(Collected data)
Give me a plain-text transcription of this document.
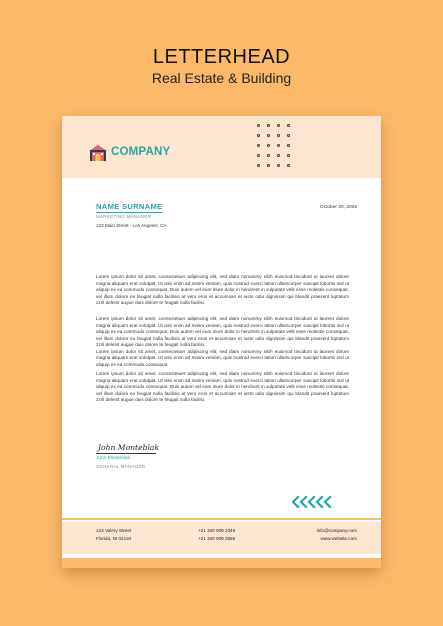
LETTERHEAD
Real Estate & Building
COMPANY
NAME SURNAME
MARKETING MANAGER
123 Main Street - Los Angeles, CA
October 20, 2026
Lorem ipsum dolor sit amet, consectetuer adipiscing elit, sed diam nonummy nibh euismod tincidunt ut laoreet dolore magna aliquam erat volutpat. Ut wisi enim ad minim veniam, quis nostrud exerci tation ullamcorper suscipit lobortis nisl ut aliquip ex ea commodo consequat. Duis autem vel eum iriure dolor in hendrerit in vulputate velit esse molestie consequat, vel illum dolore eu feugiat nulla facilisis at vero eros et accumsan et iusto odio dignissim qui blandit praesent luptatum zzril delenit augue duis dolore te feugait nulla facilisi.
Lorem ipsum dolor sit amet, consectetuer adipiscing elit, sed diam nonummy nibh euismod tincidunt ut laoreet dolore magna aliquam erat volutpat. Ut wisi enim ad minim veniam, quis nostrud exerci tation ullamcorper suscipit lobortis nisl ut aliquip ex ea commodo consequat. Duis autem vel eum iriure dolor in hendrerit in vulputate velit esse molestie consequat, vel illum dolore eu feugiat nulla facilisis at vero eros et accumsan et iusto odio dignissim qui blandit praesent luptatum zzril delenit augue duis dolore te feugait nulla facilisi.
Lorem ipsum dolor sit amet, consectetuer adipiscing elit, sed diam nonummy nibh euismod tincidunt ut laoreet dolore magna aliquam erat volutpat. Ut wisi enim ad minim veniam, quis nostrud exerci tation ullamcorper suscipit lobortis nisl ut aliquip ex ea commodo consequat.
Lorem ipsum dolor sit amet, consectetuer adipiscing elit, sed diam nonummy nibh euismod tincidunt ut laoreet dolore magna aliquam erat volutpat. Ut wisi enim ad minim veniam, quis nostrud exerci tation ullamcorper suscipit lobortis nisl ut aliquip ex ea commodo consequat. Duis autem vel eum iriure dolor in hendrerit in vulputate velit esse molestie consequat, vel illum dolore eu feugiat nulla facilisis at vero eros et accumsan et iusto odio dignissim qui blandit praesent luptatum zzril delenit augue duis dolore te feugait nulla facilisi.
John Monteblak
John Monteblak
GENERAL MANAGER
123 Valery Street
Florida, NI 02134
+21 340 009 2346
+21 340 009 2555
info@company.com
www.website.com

__STATED PROBLEM__. Make an exact reproduction of the listing above, without any pictures.

__WRITTEN SOLUTION__.
Give me a plain-text transcription of this document.
LETTERHEAD
Real Estate & Building
COMPANY
NAME SURNAME
MARKETING MANAGER
123 Main Street - Los Angeles, CA
October 20, 2026
Lorem ipsum dolor sit amet, consectetuer adipiscing elit, sed diam nonummy nibh euismod tincidunt ut laoreet dolore magna aliquam erat volutpat. Ut wisi enim ad minim veniam, quis nostrud exerci tation ullamcorper suscipit lobortis nisl ut aliquip ex ea commodo consequat. Duis autem vel eum iriure dolor in hendrerit in vulputate velit esse molestie consequat, vel illum dolore eu feugiat nulla facilisis at vero eros et accumsan et iusto odio dignissim qui blandit praesent luptatum zzril delenit augue duis dolore te feugait nulla facilisi.
Lorem ipsum dolor sit amet, consectetuer adipiscing elit, sed diam nonummy nibh euismod tincidunt ut laoreet dolore magna aliquam erat volutpat. Ut wisi enim ad minim veniam, quis nostrud exerci tation ullamcorper suscipit lobortis nisl ut aliquip ex ea commodo consequat. Duis autem vel eum iriure dolor in hendrerit in vulputate velit esse molestie consequat, vel illum dolore eu feugiat nulla facilisis at vero eros et accumsan et iusto odio dignissim qui blandit praesent luptatum zzril delenit augue duis dolore te feugait nulla facilisi.
Lorem ipsum dolor sit amet, consectetuer adipiscing elit, sed diam nonummy nibh euismod tincidunt ut laoreet dolore magna aliquam erat volutpat. Ut wisi enim ad minim veniam, quis nostrud exerci tation ullamcorper suscipit lobortis nisl ut aliquip ex ea commodo consequat.
Lorem ipsum dolor sit amet, consectetuer adipiscing elit, sed diam nonummy nibh euismod tincidunt ut laoreet dolore magna aliquam erat volutpat. Ut wisi enim ad minim veniam, quis nostrud exerci tation ullamcorper suscipit lobortis nisl ut aliquip ex ea commodo consequat. Duis autem vel eum iriure dolor in hendrerit in vulputate velit esse molestie consequat, vel illum dolore eu feugiat nulla facilisis at vero eros et accumsan et iusto odio dignissim qui blandit praesent luptatum zzril delenit augue duis dolore te feugait nulla facilisi.
John Monteblak
John Monteblak
GENERAL MANAGER
123 Valery Street
Florida, NI 02134
+21 340 009 2346
+21 340 009 2555
info@company.com
www.website.com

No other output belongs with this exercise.